Data records:
◇ ◇ ◇ ◇ ◇
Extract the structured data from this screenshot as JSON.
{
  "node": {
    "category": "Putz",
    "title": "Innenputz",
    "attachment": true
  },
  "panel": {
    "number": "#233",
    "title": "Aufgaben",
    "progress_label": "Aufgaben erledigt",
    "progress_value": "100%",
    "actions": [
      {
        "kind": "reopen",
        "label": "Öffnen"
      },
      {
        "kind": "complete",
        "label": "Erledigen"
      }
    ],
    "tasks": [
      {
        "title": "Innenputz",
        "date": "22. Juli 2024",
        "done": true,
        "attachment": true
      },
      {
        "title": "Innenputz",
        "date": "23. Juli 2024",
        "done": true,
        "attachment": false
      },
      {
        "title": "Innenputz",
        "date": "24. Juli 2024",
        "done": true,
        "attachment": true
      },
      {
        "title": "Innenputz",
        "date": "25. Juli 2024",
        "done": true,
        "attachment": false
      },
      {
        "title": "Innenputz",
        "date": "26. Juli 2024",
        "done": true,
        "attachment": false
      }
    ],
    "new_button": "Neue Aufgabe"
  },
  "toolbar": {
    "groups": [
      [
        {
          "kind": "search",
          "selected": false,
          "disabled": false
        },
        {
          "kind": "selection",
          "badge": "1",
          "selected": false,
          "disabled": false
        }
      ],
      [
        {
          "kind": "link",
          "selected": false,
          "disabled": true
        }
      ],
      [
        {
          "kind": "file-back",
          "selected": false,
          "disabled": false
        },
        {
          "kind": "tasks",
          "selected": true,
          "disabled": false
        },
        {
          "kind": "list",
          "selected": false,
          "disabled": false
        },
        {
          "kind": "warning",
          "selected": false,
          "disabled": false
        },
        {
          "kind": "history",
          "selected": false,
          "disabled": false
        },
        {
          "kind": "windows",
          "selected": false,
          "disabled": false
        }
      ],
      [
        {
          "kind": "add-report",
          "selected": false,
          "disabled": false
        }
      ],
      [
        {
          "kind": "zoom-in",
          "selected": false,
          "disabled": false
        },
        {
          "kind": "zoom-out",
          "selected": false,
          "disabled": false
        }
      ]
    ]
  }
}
◇ ◇ ◇ ◇ ◇
Task requirements:
Would you reproduce all the entries exactly?

Finished exercise:
Extract the structured data from this screenshot as JSON.
{
  "node": {
    "category": "Putz",
    "title": "Innenputz",
    "attachment": true
  },
  "panel": {
    "number": "#233",
    "title": "Aufgaben",
    "progress_label": "Aufgaben erledigt",
    "progress_value": "100%",
    "actions": [
      {
        "kind": "reopen",
        "label": "Öffnen"
      },
      {
        "kind": "complete",
        "label": "Erledigen"
      }
    ],
    "tasks": [
      {
        "title": "Innenputz",
        "date": "22. Juli 2024",
        "done": true,
        "attachment": true
      },
      {
        "title": "Innenputz",
        "date": "23. Juli 2024",
        "done": true,
        "attachment": false
      },
      {
        "title": "Innenputz",
        "date": "24. Juli 2024",
        "done": true,
        "attachment": true
      },
      {
        "title": "Innenputz",
        "date": "25. Juli 2024",
        "done": true,
        "attachment": false
      },
      {
        "title": "Innenputz",
        "date": "26. Juli 2024",
        "done": true,
        "attachment": false
      }
    ],
    "new_button": "Neue Aufgabe"
  },
  "toolbar": {
    "groups": [
      [
        {
          "kind": "search",
          "selected": false,
          "disabled": false
        },
        {
          "kind": "selection",
          "badge": "1",
          "selected": false,
          "disabled": false
        }
      ],
      [
        {
          "kind": "link",
          "selected": false,
          "disabled": true
        }
      ],
      [
        {
          "kind": "file-back",
          "selected": false,
          "disabled": false
        },
        {
          "kind": "tasks",
          "selected": true,
          "disabled": false
        },
        {
          "kind": "list",
          "selected": false,
          "disabled": false
        },
        {
          "kind": "warning",
          "selected": false,
          "disabled": false
        },
        {
          "kind": "history",
          "selected": false,
          "disabled": false
        },
        {
          "kind": "windows",
          "selected": false,
          "disabled": false
        }
      ],
      [
        {
          "kind": "add-report",
          "selected": false,
          "disabled": false
        }
      ],
      [
        {
          "kind": "zoom-in",
          "selected": false,
          "disabled": false
        },
        {
          "kind": "zoom-out",
          "selected": false,
          "disabled": false
        }
      ]
    ]
  }
}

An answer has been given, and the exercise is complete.